#### Selected excerpt

____

Heuristic 4: label data attributes in conventional formats
Some data have a conventional format, e.g., a date is usually organized as "dd-mm-yy", "dd/mm/yy", etc., email usually has the symbol "@", price usually has the symbol "$", etc. Thus, such information is used to recognize the corresponding data attributes.

Note that the form elements and the data attributes do not need to be perfectly matched. Therefore, the label assigner may not be able to assign meaningful labels to all of the data attributes. In DeLa, we also allow users to add a label to unassigned attributes and to modify the assigned labels.

6. Experiments

We conducted experiments to study and measure the performance of the DeLa system. The system is completely written in Java and JTidy4, a library for HTML cleaning, is employed. While we employ HiWe [15] as the form crawler, we do not measure its performance, but rather focus on measuring the performance of the other three DeLa components. We examined three categories of web sites, book shopping, job advertisements and car advertisements, and collected nine web sites for each category from invisibleweb.com5. We did not use any specific criteria to select these web sites other than they all provided a form-based search.

____

#### Extracted entries
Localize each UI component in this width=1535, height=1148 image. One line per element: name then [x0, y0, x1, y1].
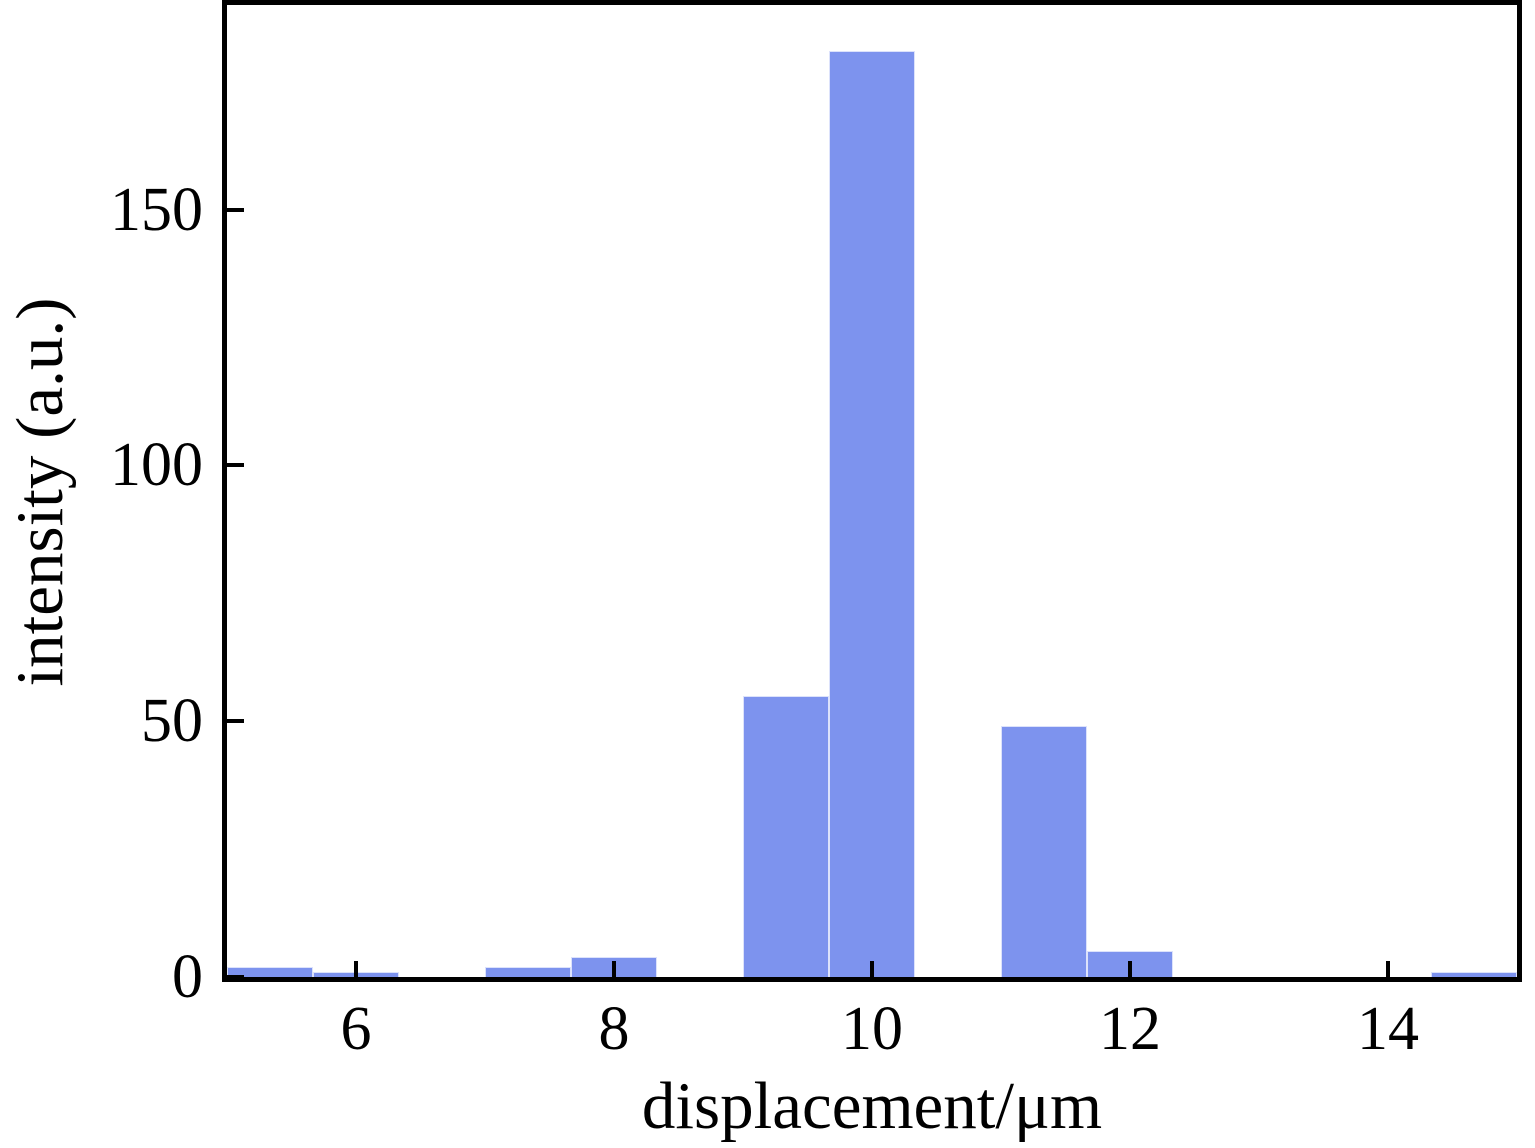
y-tick-mark	[227, 207, 244, 212]
x-tick-label: 6	[340, 995, 372, 1063]
y-tick-mark	[227, 719, 244, 724]
x-tick-label: 14	[1357, 995, 1419, 1063]
x-tick-mark	[1128, 961, 1132, 977]
x-tick-mark	[1386, 961, 1390, 977]
y-tick-label: 0	[172, 943, 203, 1011]
x-tick-mark	[870, 961, 874, 977]
y-tick-mark	[227, 975, 244, 979]
histogram-bar	[829, 51, 916, 977]
histogram-bar	[1001, 726, 1088, 977]
x-tick-label: 12	[1099, 995, 1161, 1063]
plot-area	[222, 0, 1522, 982]
x-tick-label: 8	[598, 995, 630, 1063]
histogram-bar	[1430, 971, 1517, 977]
y-tick-label: 150	[110, 175, 203, 244]
x-tick-mark	[612, 961, 616, 977]
y-tick-label: 100	[110, 431, 203, 500]
plot-inner	[227, 5, 1517, 979]
y-tick-mark	[227, 463, 244, 468]
histogram-bar	[485, 966, 572, 977]
x-tick-label: 10	[841, 995, 903, 1063]
y-tick-label: 50	[141, 687, 203, 756]
x-axis-label: displacement/μm	[641, 1069, 1103, 1143]
histogram-bar	[743, 695, 830, 977]
x-tick-mark	[354, 961, 358, 977]
y-axis-label: intensity (a.u.)	[3, 297, 77, 687]
histogram-bar	[227, 966, 314, 977]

____

#### Tasks to carry out
(1) Answer these questions from the DeLa excerpt:
(a) Which symbol does the excerpt say a price usually has?
(b) What does DeLa allow users to do with unassigned attributes?
(c) How many web sites were collected for each category?
(2) In the DeLa excerpt, swap "Java" for "Python" and write out everything from "We conducted experiments" down to "a form-based search.".
These records were gathered from a separate source.

#### Outputs in order
(1)
(a) The symbol "$".
(b) Users can add a label to them.
(c) Nine.

(2)
We conducted experiments to study and measure the performance of the DeLa system. The system is completely written in Python and JTidy4, a library for HTML cleaning, is employed. While we employ HiWe [15] as the form crawler, we do not measure its performance, but rather focus on measuring the performance of the other three DeLa components. We examined three categories of web sites, book shopping, job advertisements and car advertisements, and collected nine web sites for each category from invisibleweb.com5. We did not use any specific criteria to select these web sites other than they all provided a form-based search.